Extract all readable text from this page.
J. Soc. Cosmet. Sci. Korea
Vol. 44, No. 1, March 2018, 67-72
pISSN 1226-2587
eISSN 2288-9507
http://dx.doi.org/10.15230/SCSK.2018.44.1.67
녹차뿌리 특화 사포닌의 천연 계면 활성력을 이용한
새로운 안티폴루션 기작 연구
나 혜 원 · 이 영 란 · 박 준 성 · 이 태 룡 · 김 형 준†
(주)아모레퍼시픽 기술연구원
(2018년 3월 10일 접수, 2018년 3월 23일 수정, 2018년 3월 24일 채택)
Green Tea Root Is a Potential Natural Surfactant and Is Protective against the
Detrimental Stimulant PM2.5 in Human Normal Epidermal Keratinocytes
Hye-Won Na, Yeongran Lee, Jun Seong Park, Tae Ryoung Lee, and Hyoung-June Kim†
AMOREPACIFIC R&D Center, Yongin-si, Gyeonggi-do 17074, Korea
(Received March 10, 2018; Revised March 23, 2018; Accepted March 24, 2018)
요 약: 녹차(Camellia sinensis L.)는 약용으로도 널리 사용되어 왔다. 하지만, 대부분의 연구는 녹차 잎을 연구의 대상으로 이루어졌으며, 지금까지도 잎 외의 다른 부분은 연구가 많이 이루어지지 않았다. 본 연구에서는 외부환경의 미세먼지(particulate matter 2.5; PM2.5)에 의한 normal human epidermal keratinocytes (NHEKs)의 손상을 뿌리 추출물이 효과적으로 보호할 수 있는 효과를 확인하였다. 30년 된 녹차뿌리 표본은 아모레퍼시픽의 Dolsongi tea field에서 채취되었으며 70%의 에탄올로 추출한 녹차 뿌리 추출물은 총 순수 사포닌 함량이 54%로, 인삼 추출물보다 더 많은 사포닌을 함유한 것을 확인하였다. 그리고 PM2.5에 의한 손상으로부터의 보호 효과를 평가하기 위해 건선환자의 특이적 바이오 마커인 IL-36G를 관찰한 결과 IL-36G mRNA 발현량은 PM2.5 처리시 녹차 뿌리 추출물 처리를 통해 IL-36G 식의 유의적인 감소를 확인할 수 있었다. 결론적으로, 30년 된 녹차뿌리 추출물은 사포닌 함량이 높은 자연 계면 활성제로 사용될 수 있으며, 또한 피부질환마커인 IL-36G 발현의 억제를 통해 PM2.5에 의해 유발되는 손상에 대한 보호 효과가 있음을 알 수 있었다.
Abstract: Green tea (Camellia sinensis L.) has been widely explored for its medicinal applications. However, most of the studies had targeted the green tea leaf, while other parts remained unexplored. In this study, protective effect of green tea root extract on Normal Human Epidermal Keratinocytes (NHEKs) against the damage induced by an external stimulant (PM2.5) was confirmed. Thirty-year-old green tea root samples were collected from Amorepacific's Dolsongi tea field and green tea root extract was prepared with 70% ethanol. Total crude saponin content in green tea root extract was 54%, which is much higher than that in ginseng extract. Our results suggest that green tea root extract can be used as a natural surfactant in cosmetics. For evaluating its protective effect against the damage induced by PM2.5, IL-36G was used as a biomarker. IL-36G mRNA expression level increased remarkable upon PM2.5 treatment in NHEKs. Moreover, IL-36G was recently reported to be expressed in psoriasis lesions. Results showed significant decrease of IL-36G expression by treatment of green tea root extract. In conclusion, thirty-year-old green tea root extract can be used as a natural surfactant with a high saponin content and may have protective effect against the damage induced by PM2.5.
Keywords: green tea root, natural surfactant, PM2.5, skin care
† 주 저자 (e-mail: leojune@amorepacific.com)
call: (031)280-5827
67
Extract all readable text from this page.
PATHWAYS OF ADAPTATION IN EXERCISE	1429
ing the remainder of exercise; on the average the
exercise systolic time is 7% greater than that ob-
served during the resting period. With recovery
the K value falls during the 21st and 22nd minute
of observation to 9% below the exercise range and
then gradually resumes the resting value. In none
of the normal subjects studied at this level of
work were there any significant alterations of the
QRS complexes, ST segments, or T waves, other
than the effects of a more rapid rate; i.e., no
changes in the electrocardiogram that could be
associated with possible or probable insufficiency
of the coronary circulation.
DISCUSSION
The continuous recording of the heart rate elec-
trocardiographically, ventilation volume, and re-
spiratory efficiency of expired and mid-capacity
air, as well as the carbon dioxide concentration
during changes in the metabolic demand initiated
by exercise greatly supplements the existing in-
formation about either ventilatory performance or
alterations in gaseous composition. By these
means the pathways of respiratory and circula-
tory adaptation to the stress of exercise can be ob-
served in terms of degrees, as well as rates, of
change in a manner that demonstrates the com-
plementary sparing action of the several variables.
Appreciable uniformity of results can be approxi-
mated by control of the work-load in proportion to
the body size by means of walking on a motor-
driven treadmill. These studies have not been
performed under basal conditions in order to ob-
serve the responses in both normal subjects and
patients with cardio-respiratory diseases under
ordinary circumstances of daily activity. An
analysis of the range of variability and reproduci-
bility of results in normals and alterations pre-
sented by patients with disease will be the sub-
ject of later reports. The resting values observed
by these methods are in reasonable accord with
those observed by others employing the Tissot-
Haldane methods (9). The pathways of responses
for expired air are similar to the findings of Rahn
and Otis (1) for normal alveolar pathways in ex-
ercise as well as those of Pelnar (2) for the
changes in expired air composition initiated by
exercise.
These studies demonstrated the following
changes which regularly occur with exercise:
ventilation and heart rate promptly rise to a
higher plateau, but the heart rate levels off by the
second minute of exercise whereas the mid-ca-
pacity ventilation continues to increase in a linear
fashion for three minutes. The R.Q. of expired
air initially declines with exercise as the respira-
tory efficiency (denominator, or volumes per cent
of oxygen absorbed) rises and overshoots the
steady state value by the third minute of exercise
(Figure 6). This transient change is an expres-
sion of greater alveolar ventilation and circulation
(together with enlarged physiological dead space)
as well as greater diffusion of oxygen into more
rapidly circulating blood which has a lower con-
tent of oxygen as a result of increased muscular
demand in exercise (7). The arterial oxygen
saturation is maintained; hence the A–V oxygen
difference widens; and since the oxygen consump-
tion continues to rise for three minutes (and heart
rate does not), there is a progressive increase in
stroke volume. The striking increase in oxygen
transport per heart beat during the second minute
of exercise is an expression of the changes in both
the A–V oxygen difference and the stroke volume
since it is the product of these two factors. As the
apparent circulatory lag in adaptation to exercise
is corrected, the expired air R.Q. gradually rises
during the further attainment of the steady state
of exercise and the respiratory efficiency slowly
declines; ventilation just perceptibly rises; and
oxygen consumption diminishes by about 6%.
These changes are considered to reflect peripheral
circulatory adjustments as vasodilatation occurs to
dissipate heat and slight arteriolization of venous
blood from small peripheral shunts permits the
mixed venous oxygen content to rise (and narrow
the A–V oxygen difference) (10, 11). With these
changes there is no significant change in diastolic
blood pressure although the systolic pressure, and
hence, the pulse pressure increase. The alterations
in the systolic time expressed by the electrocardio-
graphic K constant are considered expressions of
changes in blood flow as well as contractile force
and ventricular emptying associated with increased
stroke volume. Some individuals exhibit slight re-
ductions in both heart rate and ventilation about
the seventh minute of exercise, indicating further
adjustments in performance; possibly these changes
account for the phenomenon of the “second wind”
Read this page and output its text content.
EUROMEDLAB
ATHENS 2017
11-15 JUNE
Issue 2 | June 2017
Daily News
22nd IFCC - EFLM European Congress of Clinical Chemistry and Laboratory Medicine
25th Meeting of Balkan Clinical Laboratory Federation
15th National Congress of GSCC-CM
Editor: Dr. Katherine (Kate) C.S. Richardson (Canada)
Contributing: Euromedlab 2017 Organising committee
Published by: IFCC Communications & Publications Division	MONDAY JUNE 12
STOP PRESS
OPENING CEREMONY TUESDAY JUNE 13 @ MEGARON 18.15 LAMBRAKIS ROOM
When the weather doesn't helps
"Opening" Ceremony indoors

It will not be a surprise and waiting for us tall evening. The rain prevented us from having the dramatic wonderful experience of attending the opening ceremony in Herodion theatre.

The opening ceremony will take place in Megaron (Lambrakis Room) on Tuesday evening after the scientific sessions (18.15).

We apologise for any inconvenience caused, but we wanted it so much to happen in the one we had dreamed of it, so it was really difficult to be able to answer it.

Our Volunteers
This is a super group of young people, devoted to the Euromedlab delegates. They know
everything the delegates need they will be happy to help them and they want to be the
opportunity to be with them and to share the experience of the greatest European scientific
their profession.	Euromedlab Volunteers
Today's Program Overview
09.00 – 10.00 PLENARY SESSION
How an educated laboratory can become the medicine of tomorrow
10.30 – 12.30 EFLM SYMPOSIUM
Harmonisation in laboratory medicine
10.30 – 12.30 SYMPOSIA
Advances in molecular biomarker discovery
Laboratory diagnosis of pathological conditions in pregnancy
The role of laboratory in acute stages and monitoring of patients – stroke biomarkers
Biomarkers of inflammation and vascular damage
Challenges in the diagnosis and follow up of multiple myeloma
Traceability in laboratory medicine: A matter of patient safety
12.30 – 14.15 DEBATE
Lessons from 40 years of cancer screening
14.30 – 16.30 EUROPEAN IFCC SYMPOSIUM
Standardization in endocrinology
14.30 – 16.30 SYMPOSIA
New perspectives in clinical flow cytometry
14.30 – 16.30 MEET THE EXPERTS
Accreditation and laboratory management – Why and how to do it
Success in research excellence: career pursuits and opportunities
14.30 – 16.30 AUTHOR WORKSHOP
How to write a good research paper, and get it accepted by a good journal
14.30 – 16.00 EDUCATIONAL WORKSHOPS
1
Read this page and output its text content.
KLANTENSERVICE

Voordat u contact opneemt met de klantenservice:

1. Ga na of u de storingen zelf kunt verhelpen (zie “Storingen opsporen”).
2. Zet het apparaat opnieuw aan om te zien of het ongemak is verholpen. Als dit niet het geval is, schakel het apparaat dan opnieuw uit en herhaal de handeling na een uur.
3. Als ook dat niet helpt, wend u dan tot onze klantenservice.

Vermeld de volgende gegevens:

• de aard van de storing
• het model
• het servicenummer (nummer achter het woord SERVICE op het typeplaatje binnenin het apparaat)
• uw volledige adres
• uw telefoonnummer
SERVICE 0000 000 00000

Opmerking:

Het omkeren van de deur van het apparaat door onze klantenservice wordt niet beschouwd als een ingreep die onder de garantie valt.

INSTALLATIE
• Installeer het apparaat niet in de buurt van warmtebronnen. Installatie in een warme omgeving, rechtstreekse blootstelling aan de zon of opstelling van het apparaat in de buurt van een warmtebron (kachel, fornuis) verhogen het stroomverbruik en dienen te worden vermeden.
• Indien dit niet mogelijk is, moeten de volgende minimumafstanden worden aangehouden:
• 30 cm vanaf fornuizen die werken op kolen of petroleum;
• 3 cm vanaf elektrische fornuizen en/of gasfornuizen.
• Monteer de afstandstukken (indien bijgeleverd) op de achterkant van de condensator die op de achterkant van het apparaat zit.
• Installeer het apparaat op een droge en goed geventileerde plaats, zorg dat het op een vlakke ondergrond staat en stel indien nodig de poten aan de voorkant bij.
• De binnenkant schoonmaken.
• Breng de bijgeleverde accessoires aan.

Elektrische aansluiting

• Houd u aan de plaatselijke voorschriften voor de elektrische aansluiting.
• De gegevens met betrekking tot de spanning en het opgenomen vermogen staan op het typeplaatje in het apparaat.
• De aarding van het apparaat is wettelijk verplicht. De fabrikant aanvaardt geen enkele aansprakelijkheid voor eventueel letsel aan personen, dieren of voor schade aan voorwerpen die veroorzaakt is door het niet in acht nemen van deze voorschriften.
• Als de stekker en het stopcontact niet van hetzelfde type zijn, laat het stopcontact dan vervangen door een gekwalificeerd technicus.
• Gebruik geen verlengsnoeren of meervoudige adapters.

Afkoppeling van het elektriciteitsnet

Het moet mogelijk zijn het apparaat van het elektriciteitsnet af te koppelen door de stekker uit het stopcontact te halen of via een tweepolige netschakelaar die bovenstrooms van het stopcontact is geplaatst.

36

WHAT THE TASK REQUIRES.
Scan the entries for lines with the string "changes". Report only how many there are.

RESULT OF THIS TASK.
9